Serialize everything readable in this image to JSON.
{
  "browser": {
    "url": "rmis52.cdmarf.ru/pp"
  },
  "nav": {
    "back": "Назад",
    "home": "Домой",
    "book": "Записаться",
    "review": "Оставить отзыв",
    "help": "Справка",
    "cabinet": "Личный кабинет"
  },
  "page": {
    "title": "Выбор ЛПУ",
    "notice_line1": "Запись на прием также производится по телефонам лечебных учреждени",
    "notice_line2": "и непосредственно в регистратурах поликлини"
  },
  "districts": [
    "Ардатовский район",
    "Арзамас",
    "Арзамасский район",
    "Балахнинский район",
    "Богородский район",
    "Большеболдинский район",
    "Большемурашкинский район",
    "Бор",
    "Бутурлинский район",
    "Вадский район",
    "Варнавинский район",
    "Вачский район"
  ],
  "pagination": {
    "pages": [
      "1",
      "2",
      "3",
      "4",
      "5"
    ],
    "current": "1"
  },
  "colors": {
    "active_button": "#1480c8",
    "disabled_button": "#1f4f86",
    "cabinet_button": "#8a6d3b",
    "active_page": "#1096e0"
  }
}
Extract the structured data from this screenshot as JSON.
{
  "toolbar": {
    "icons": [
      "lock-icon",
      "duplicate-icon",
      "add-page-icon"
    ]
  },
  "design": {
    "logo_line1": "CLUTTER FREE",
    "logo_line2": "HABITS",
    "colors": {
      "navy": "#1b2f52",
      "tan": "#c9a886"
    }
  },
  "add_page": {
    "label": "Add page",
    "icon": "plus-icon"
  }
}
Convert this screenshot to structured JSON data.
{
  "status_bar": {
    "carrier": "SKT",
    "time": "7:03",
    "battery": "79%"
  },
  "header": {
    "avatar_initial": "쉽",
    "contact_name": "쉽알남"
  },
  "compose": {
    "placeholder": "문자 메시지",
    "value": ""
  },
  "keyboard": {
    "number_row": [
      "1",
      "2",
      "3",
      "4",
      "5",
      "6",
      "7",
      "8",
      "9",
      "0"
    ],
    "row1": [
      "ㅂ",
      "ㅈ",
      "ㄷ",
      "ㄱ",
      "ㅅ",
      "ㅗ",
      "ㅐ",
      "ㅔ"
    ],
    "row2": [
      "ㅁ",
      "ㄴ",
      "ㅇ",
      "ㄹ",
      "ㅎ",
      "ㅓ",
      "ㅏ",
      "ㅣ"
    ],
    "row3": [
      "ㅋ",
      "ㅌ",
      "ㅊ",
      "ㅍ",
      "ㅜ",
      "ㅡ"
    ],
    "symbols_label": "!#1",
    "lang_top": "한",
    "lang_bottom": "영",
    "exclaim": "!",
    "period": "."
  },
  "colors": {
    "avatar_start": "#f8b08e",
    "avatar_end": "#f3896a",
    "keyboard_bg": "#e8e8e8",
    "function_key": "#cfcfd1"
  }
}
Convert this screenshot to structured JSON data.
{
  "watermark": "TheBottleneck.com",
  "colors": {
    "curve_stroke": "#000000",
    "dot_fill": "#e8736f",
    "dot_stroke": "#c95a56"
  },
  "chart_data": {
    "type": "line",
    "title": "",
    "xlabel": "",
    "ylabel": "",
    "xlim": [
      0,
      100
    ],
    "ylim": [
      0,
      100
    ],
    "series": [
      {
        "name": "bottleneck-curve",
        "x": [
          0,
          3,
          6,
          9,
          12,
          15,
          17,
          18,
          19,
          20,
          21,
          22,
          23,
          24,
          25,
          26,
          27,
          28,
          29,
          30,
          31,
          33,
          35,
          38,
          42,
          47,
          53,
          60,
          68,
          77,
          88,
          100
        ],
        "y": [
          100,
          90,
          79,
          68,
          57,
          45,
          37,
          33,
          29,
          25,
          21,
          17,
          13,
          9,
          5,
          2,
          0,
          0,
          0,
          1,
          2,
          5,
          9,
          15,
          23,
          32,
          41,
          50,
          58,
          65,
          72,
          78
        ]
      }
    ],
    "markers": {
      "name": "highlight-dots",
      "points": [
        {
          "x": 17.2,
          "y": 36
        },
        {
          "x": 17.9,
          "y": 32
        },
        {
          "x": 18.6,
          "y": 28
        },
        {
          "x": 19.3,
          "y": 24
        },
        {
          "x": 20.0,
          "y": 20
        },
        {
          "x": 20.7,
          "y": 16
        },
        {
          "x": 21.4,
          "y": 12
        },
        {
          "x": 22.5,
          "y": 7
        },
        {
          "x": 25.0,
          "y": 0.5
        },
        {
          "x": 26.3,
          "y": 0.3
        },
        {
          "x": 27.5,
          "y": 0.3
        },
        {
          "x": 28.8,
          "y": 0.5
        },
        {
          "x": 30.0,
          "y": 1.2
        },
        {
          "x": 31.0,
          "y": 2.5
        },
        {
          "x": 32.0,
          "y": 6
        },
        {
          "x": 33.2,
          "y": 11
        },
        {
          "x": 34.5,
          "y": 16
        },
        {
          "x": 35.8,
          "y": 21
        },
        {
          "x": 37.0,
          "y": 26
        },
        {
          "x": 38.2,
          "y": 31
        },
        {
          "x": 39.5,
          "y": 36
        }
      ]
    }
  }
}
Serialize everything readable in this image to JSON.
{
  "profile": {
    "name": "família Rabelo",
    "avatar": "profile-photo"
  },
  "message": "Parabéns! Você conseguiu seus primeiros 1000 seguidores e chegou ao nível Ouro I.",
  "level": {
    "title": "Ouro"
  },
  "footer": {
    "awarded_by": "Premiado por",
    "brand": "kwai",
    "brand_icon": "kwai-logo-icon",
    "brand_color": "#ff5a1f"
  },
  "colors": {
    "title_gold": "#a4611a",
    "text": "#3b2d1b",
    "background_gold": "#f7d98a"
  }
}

:::

◆ BRIEF: Generate an exact reproduction of all entries.

◆ TASK RESPONSE:
Serialize everything readable in this image to JSON.
{
  "browser": {
    "url": "rmis52.cdmarf.ru/pp"
  },
  "nav": {
    "back": "Назад",
    "home": "Домой",
    "book": "Записаться",
    "review": "Оставить отзыв",
    "help": "Справка",
    "cabinet": "Личный кабинет"
  },
  "page": {
    "title": "Выбор ЛПУ",
    "notice_line1": "Запись на прием также производится по телефонам лечебных учреждени",
    "notice_line2": "и непосредственно в регистратурах поликлини"
  },
  "districts": [
    "Ардатовский район",
    "Арзамас",
    "Арзамасский район",
    "Балахнинский район",
    "Богородский район",
    "Большеболдинский район",
    "Большемурашкинский район",
    "Бор",
    "Бутурлинский район",
    "Вадский район",
    "Варнавинский район",
    "Вачский район"
  ],
  "pagination": {
    "pages": [
      "1",
      "2",
      "3",
      "4",
      "5"
    ],
    "current": "1"
  },
  "colors": {
    "active_button": "#1480c8",
    "disabled_button": "#1f4f86",
    "cabinet_button": "#8a6d3b",
    "active_page": "#1096e0"
  }
}
Extract the structured data from this screenshot as JSON.
{
  "toolbar": {
    "icons": [
      "lock-icon",
      "duplicate-icon",
      "add-page-icon"
    ]
  },
  "design": {
    "logo_line1": "CLUTTER FREE",
    "logo_line2": "HABITS",
    "colors": {
      "navy": "#1b2f52",
      "tan": "#c9a886"
    }
  },
  "add_page": {
    "label": "Add page",
    "icon": "plus-icon"
  }
}
Convert this screenshot to structured JSON data.
{
  "status_bar": {
    "carrier": "SKT",
    "time": "7:03",
    "battery": "79%"
  },
  "header": {
    "avatar_initial": "쉽",
    "contact_name": "쉽알남"
  },
  "compose": {
    "placeholder": "문자 메시지",
    "value": ""
  },
  "keyboard": {
    "number_row": [
      "1",
      "2",
      "3",
      "4",
      "5",
      "6",
      "7",
      "8",
      "9",
      "0"
    ],
    "row1": [
      "ㅂ",
      "ㅈ",
      "ㄷ",
      "ㄱ",
      "ㅅ",
      "ㅗ",
      "ㅐ",
      "ㅔ"
    ],
    "row2": [
      "ㅁ",
      "ㄴ",
      "ㅇ",
      "ㄹ",
      "ㅎ",
      "ㅓ",
      "ㅏ",
      "ㅣ"
    ],
    "row3": [
      "ㅋ",
      "ㅌ",
      "ㅊ",
      "ㅍ",
      "ㅜ",
      "ㅡ"
    ],
    "symbols_label": "!#1",
    "lang_top": "한",
    "lang_bottom": "영",
    "exclaim": "!",
    "period": "."
  },
  "colors": {
    "avatar_start": "#f8b08e",
    "avatar_end": "#f3896a",
    "keyboard_bg": "#e8e8e8",
    "function_key": "#cfcfd1"
  }
}
Convert this screenshot to structured JSON data.
{
  "watermark": "TheBottleneck.com",
  "colors": {
    "curve_stroke": "#000000",
    "dot_fill": "#e8736f",
    "dot_stroke": "#c95a56"
  },
  "chart_data": {
    "type": "line",
    "title": "",
    "xlabel": "",
    "ylabel": "",
    "xlim": [
      0,
      100
    ],
    "ylim": [
      0,
      100
    ],
    "series": [
      {
        "name": "bottleneck-curve",
        "x": [
          0,
          3,
          6,
          9,
          12,
          15,
          17,
          18,
          19,
          20,
          21,
          22,
          23,
          24,
          25,
          26,
          27,
          28,
          29,
          30,
          31,
          33,
          35,
          38,
          42,
          47,
          53,
          60,
          68,
          77,
          88,
          100
        ],
        "y": [
          100,
          90,
          79,
          68,
          57,
          45,
          37,
          33,
          29,
          25,
          21,
          17,
          13,
          9,
          5,
          2,
          0,
          0,
          0,
          1,
          2,
          5,
          9,
          15,
          23,
          32,
          41,
          50,
          58,
          65,
          72,
          78
        ]
      }
    ],
    "markers": {
      "name": "highlight-dots",
      "points": [
        {
          "x": 17.2,
          "y": 36
        },
        {
          "x": 17.9,
          "y": 32
        },
        {
          "x": 18.6,
          "y": 28
        },
        {
          "x": 19.3,
          "y": 24
        },
        {
          "x": 20.0,
          "y": 20
        },
        {
          "x": 20.7,
          "y": 16
        },
        {
          "x": 21.4,
          "y": 12
        },
        {
          "x": 22.5,
          "y": 7
        },
        {
          "x": 25.0,
          "y": 0.5
        },
        {
          "x": 26.3,
          "y": 0.3
        },
        {
          "x": 27.5,
          "y": 0.3
        },
        {
          "x": 28.8,
          "y": 0.5
        },
        {
          "x": 30.0,
          "y": 1.2
        },
        {
          "x": 31.0,
          "y": 2.5
        },
        {
          "x": 32.0,
          "y": 6
        },
        {
          "x": 33.2,
          "y": 11
        },
        {
          "x": 34.5,
          "y": 16
        },
        {
          "x": 35.8,
          "y": 21
        },
        {
          "x": 37.0,
          "y": 26
        },
        {
          "x": 38.2,
          "y": 31
        },
        {
          "x": 39.5,
          "y": 36
        }
      ]
    }
  }
}
Serialize everything readable in this image to JSON.
{
  "profile": {
    "name": "família Rabelo",
    "avatar": "profile-photo"
  },
  "message": "Parabéns! Você conseguiu seus primeiros 1000 seguidores e chegou ao nível Ouro I.",
  "level": {
    "title": "Ouro"
  },
  "footer": {
    "awarded_by": "Premiado por",
    "brand": "kwai",
    "brand_icon": "kwai-logo-icon",
    "brand_color": "#ff5a1f"
  },
  "colors": {
    "title_gold": "#a4611a",
    "text": "#3b2d1b",
    "background_gold": "#f7d98a"
  }
}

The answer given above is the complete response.